■ RECORDS FOR THIS EXERCISE:
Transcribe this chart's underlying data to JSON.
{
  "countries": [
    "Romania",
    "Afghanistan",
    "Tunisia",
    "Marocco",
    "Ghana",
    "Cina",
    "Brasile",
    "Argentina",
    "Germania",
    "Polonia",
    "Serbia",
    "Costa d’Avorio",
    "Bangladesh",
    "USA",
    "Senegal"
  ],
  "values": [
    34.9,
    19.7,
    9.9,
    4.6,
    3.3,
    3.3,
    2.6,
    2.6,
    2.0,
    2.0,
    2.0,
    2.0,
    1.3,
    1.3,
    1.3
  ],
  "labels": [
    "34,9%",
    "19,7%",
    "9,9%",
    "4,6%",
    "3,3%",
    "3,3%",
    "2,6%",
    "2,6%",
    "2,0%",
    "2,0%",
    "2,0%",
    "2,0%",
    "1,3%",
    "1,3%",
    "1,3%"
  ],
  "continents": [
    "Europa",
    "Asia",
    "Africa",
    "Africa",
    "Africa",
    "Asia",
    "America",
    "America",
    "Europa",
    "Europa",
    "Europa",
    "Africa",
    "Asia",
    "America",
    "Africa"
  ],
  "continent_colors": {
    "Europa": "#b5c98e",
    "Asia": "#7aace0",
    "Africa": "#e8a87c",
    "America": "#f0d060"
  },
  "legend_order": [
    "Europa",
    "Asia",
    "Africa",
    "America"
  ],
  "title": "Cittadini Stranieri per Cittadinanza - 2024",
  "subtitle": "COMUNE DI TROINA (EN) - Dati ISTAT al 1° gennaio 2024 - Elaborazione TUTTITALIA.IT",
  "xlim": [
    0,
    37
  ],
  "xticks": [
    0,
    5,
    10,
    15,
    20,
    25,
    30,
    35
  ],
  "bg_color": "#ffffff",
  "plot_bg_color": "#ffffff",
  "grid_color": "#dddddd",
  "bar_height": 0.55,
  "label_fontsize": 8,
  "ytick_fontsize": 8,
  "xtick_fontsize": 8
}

■ TO BE DONE:
Copy down the material exactly as written.

■ RESPONSE TO THIS TASK:
Transcribe this chart's underlying data to JSON.
{
  "countries": [
    "Romania",
    "Afghanistan",
    "Tunisia",
    "Marocco",
    "Ghana",
    "Cina",
    "Brasile",
    "Argentina",
    "Germania",
    "Polonia",
    "Serbia",
    "Costa d’Avorio",
    "Bangladesh",
    "USA",
    "Senegal"
  ],
  "values": [
    34.9,
    19.7,
    9.9,
    4.6,
    3.3,
    3.3,
    2.6,
    2.6,
    2.0,
    2.0,
    2.0,
    2.0,
    1.3,
    1.3,
    1.3
  ],
  "labels": [
    "34,9%",
    "19,7%",
    "9,9%",
    "4,6%",
    "3,3%",
    "3,3%",
    "2,6%",
    "2,6%",
    "2,0%",
    "2,0%",
    "2,0%",
    "2,0%",
    "1,3%",
    "1,3%",
    "1,3%"
  ],
  "continents": [
    "Europa",
    "Asia",
    "Africa",
    "Africa",
    "Africa",
    "Asia",
    "America",
    "America",
    "Europa",
    "Europa",
    "Europa",
    "Africa",
    "Asia",
    "America",
    "Africa"
  ],
  "continent_colors": {
    "Europa": "#b5c98e",
    "Asia": "#7aace0",
    "Africa": "#e8a87c",
    "America": "#f0d060"
  },
  "legend_order": [
    "Europa",
    "Asia",
    "Africa",
    "America"
  ],
  "title": "Cittadini Stranieri per Cittadinanza - 2024",
  "subtitle": "COMUNE DI TROINA (EN) - Dati ISTAT al 1° gennaio 2024 - Elaborazione TUTTITALIA.IT",
  "xlim": [
    0,
    37
  ],
  "xticks": [
    0,
    5,
    10,
    15,
    20,
    25,
    30,
    35
  ],
  "bg_color": "#ffffff",
  "plot_bg_color": "#ffffff",
  "grid_color": "#dddddd",
  "bar_height": 0.55,
  "label_fontsize": 8,
  "ytick_fontsize": 8,
  "xtick_fontsize": 8
}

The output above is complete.